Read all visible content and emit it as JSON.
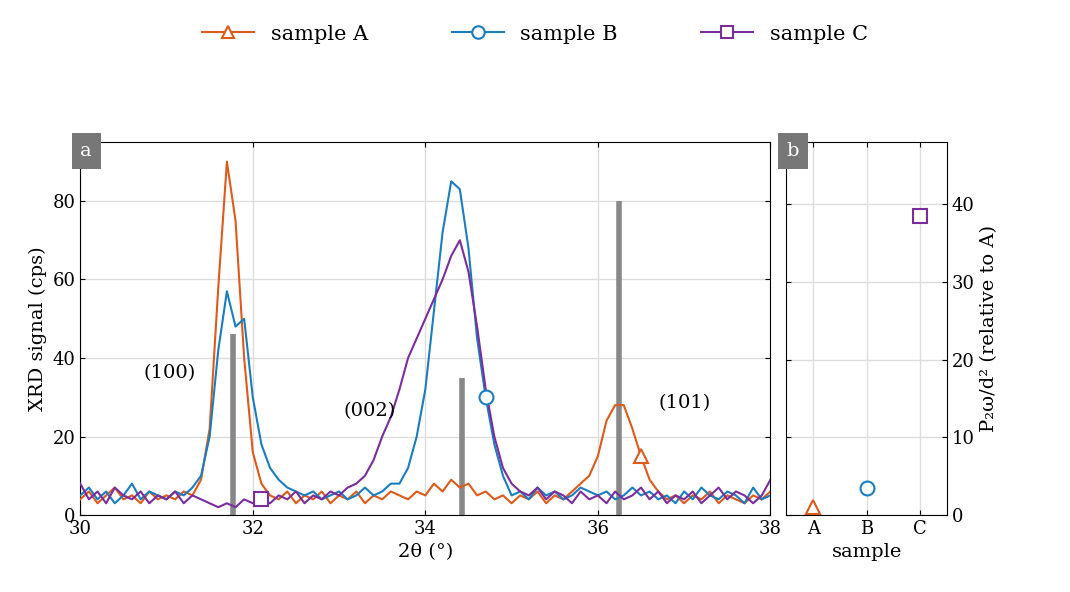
{
  "chart_data": [
    {
      "type": "line",
      "panel_label": "a",
      "x_label": "2θ (°)",
      "y_label": "XRD signal (cps)",
      "xlim": [
        30,
        38
      ],
      "xticks": [
        30,
        32,
        34,
        36,
        38
      ],
      "ylim": [
        0,
        95
      ],
      "yticks": [
        0,
        20,
        40,
        60,
        80
      ],
      "grid": true,
      "legend": "upper center",
      "x": [
        30.0,
        30.1,
        30.2,
        30.3,
        30.4,
        30.5,
        30.6,
        30.7,
        30.8,
        30.9,
        31.0,
        31.1,
        31.2,
        31.3,
        31.4,
        31.5,
        31.6,
        31.7,
        31.8,
        31.9,
        32.0,
        32.1,
        32.2,
        32.3,
        32.4,
        32.5,
        32.6,
        32.7,
        32.8,
        32.9,
        33.0,
        33.1,
        33.2,
        33.3,
        33.4,
        33.5,
        33.6,
        33.7,
        33.8,
        33.9,
        34.0,
        34.1,
        34.2,
        34.3,
        34.4,
        34.5,
        34.6,
        34.7,
        34.8,
        34.9,
        35.0,
        35.1,
        35.2,
        35.3,
        35.4,
        35.5,
        35.6,
        35.7,
        35.8,
        35.9,
        36.0,
        36.1,
        36.2,
        36.3,
        36.4,
        36.5,
        36.6,
        36.7,
        36.8,
        36.9,
        37.0,
        37.1,
        37.2,
        37.3,
        37.4,
        37.5,
        37.6,
        37.7,
        37.8,
        37.9,
        38.0
      ],
      "series": [
        {
          "name": "sample A",
          "color": "#dd5a1a",
          "marker": "triangle",
          "line_style": "solid",
          "values": [
            4,
            6,
            3,
            5,
            7,
            4,
            5,
            3,
            6,
            4,
            5,
            4,
            6,
            5,
            9,
            22,
            58,
            90,
            75,
            40,
            16,
            8,
            5,
            4,
            6,
            3,
            5,
            4,
            6,
            3,
            5,
            4,
            6,
            3,
            5,
            4,
            6,
            5,
            4,
            6,
            5,
            8,
            6,
            9,
            7,
            8,
            5,
            6,
            4,
            5,
            3,
            5,
            4,
            6,
            3,
            5,
            4,
            6,
            8,
            10,
            15,
            24,
            28,
            28,
            22,
            15,
            9,
            6,
            4,
            5,
            3,
            5,
            4,
            6,
            3,
            5,
            4,
            3,
            5,
            4,
            6
          ]
        },
        {
          "name": "sample B",
          "color": "#1a7dbf",
          "marker": "circle",
          "line_style": "solid",
          "values": [
            5,
            7,
            4,
            6,
            3,
            5,
            8,
            4,
            6,
            5,
            4,
            6,
            5,
            7,
            10,
            20,
            42,
            57,
            48,
            50,
            30,
            18,
            12,
            9,
            7,
            6,
            5,
            6,
            4,
            5,
            6,
            4,
            5,
            7,
            5,
            6,
            8,
            8,
            12,
            20,
            32,
            52,
            72,
            85,
            83,
            68,
            45,
            30,
            18,
            10,
            5,
            6,
            4,
            7,
            5,
            6,
            4,
            5,
            7,
            6,
            5,
            6,
            4,
            5,
            7,
            5,
            6,
            4,
            5,
            3,
            6,
            4,
            7,
            5,
            4,
            6,
            5,
            3,
            7,
            4,
            5
          ]
        },
        {
          "name": "sample C",
          "color": "#7b2d9e",
          "marker": "square",
          "line_style": "solid",
          "values": [
            8,
            4,
            6,
            3,
            7,
            5,
            4,
            6,
            3,
            5,
            4,
            6,
            3,
            5,
            4,
            3,
            2,
            3,
            2,
            4,
            3,
            4,
            3,
            5,
            4,
            6,
            3,
            5,
            4,
            6,
            5,
            7,
            8,
            10,
            14,
            20,
            25,
            32,
            40,
            45,
            50,
            55,
            60,
            66,
            70,
            62,
            48,
            32,
            20,
            12,
            8,
            6,
            5,
            7,
            4,
            6,
            5,
            3,
            6,
            4,
            5,
            3,
            6,
            4,
            5,
            7,
            4,
            6,
            3,
            5,
            4,
            6,
            3,
            5,
            7,
            4,
            6,
            5,
            3,
            5,
            9
          ]
        }
      ],
      "reference": {
        "color": "#888888",
        "x": [
          31.77,
          34.42,
          36.25
        ],
        "values": [
          46,
          35,
          80
        ]
      },
      "annotations": [
        "(100)",
        "(002)",
        "(101)"
      ]
    },
    {
      "type": "scatter",
      "panel_label": "b",
      "x_label": "sample",
      "y_label": "P₂ω/d² (relative to A)",
      "categories": [
        "A",
        "B",
        "C"
      ],
      "values": [
        1,
        3.5,
        38.5
      ],
      "colors": [
        "#dd5a1a",
        "#1a7dbf",
        "#7b2d9e"
      ],
      "ylim": [
        0,
        48
      ],
      "yticks": [
        0,
        10,
        20,
        30,
        40
      ],
      "grid": true
    }
  ]
}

§ Prompt:
Report the number of lines in the entries above that include the word "marker" and add nothing to it.

§ Exercise response:
3